#### [TO DO]
Extract the text of every entry below exactly; leave images out.

#### [LISTED RECORDS]

╔══

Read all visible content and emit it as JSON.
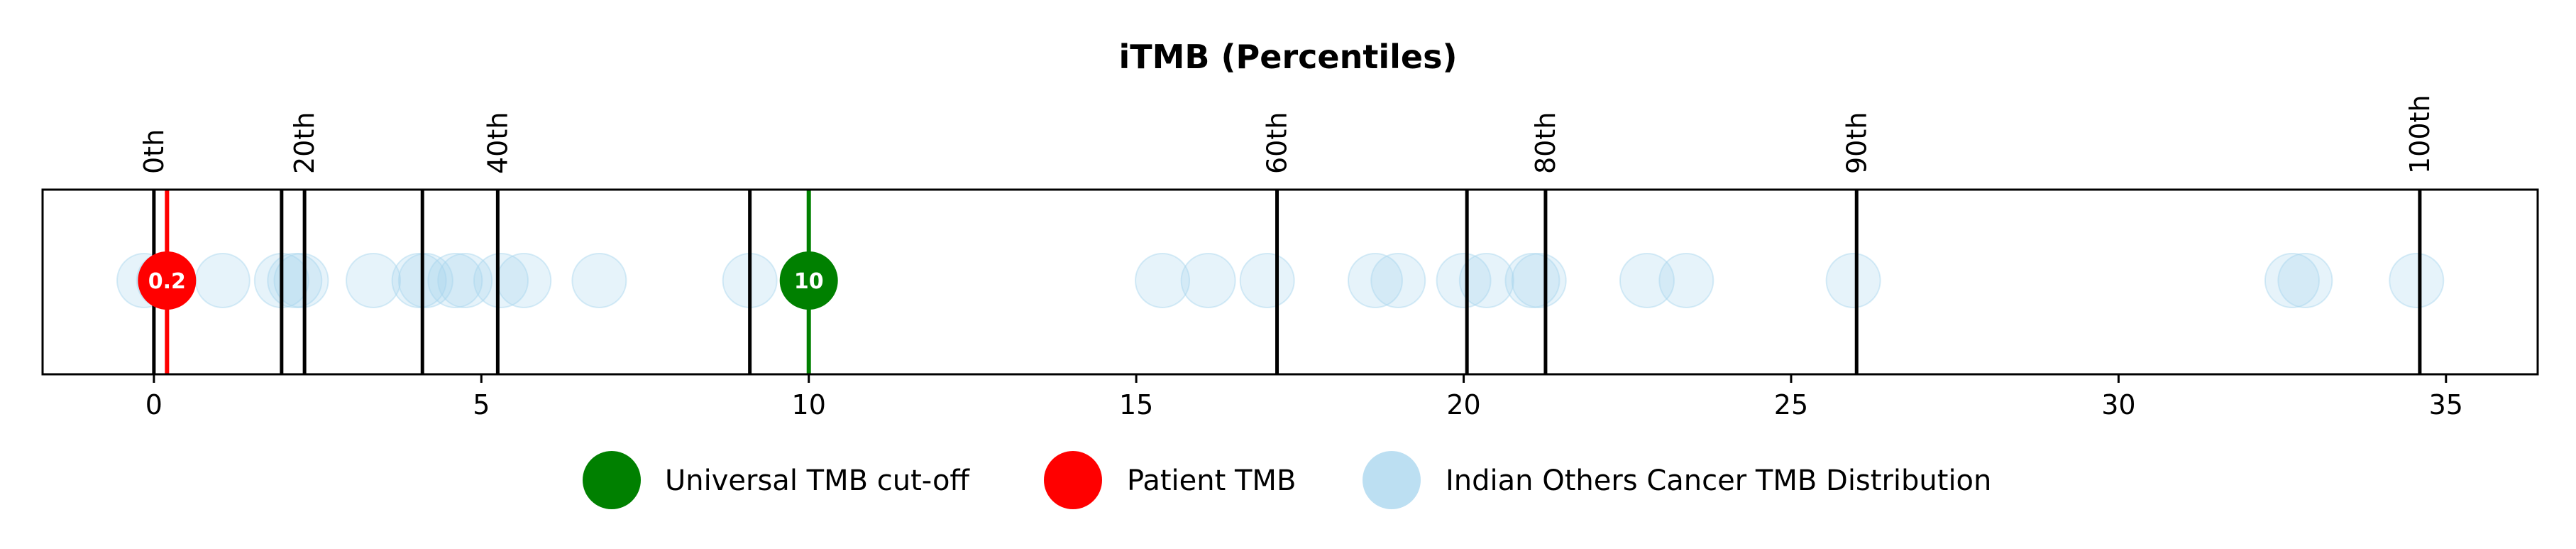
{
  "chart_data": {
    "type": "scatter",
    "title": "iTMB (Percentiles)",
    "xlabel": "",
    "ylabel": "",
    "xlim": [
      -1.7,
      36.4
    ],
    "x_ticks": [
      0,
      5,
      10,
      15,
      20,
      25,
      30,
      35
    ],
    "grid": false,
    "legend_position": "bottom-center",
    "percentile_lines": [
      {
        "label": "0th",
        "x": 0.0
      },
      {
        "label": "",
        "x": 1.95
      },
      {
        "label": "20th",
        "x": 2.3
      },
      {
        "label": "",
        "x": 4.1
      },
      {
        "label": "40th",
        "x": 5.25
      },
      {
        "label": "",
        "x": 9.1
      },
      {
        "label": "60th",
        "x": 17.15
      },
      {
        "label": "",
        "x": 20.05
      },
      {
        "label": "80th",
        "x": 21.25
      },
      {
        "label": "90th",
        "x": 26.0
      },
      {
        "label": "100th",
        "x": 34.6
      }
    ],
    "series": [
      {
        "name": "Universal TMB cut-off",
        "color": "#008000",
        "values": [
          10
        ],
        "point_label": "10"
      },
      {
        "name": "Patient TMB",
        "color": "#ff0000",
        "values": [
          0.2
        ],
        "point_label": "0.2"
      },
      {
        "name": "Indian Others Cancer TMB Distribution",
        "color": "#a6d4ee",
        "values": [
          -0.15,
          0.15,
          1.05,
          1.95,
          2.15,
          2.25,
          3.35,
          4.05,
          4.15,
          4.6,
          4.75,
          5.3,
          5.65,
          6.8,
          9.1,
          15.4,
          16.1,
          17.0,
          18.65,
          19.0,
          20.0,
          20.35,
          21.05,
          21.15,
          22.8,
          23.4,
          25.95,
          32.65,
          32.85,
          34.55
        ]
      }
    ]
  }
}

╚══

#### [SOLUTION]
Read all visible content and emit it as JSON.
{
  "chart_data": {
    "type": "scatter",
    "title": "iTMB (Percentiles)",
    "xlabel": "",
    "ylabel": "",
    "xlim": [
      -1.7,
      36.4
    ],
    "x_ticks": [
      0,
      5,
      10,
      15,
      20,
      25,
      30,
      35
    ],
    "grid": false,
    "legend_position": "bottom-center",
    "percentile_lines": [
      {
        "label": "0th",
        "x": 0.0
      },
      {
        "label": "",
        "x": 1.95
      },
      {
        "label": "20th",
        "x": 2.3
      },
      {
        "label": "",
        "x": 4.1
      },
      {
        "label": "40th",
        "x": 5.25
      },
      {
        "label": "",
        "x": 9.1
      },
      {
        "label": "60th",
        "x": 17.15
      },
      {
        "label": "",
        "x": 20.05
      },
      {
        "label": "80th",
        "x": 21.25
      },
      {
        "label": "90th",
        "x": 26.0
      },
      {
        "label": "100th",
        "x": 34.6
      }
    ],
    "series": [
      {
        "name": "Universal TMB cut-off",
        "color": "#008000",
        "values": [
          10
        ],
        "point_label": "10"
      },
      {
        "name": "Patient TMB",
        "color": "#ff0000",
        "values": [
          0.2
        ],
        "point_label": "0.2"
      },
      {
        "name": "Indian Others Cancer TMB Distribution",
        "color": "#a6d4ee",
        "values": [
          -0.15,
          0.15,
          1.05,
          1.95,
          2.15,
          2.25,
          3.35,
          4.05,
          4.15,
          4.6,
          4.75,
          5.3,
          5.65,
          6.8,
          9.1,
          15.4,
          16.1,
          17.0,
          18.65,
          19.0,
          20.0,
          20.35,
          21.05,
          21.15,
          22.8,
          23.4,
          25.95,
          32.65,
          32.85,
          34.55
        ]
      }
    ]
  }
}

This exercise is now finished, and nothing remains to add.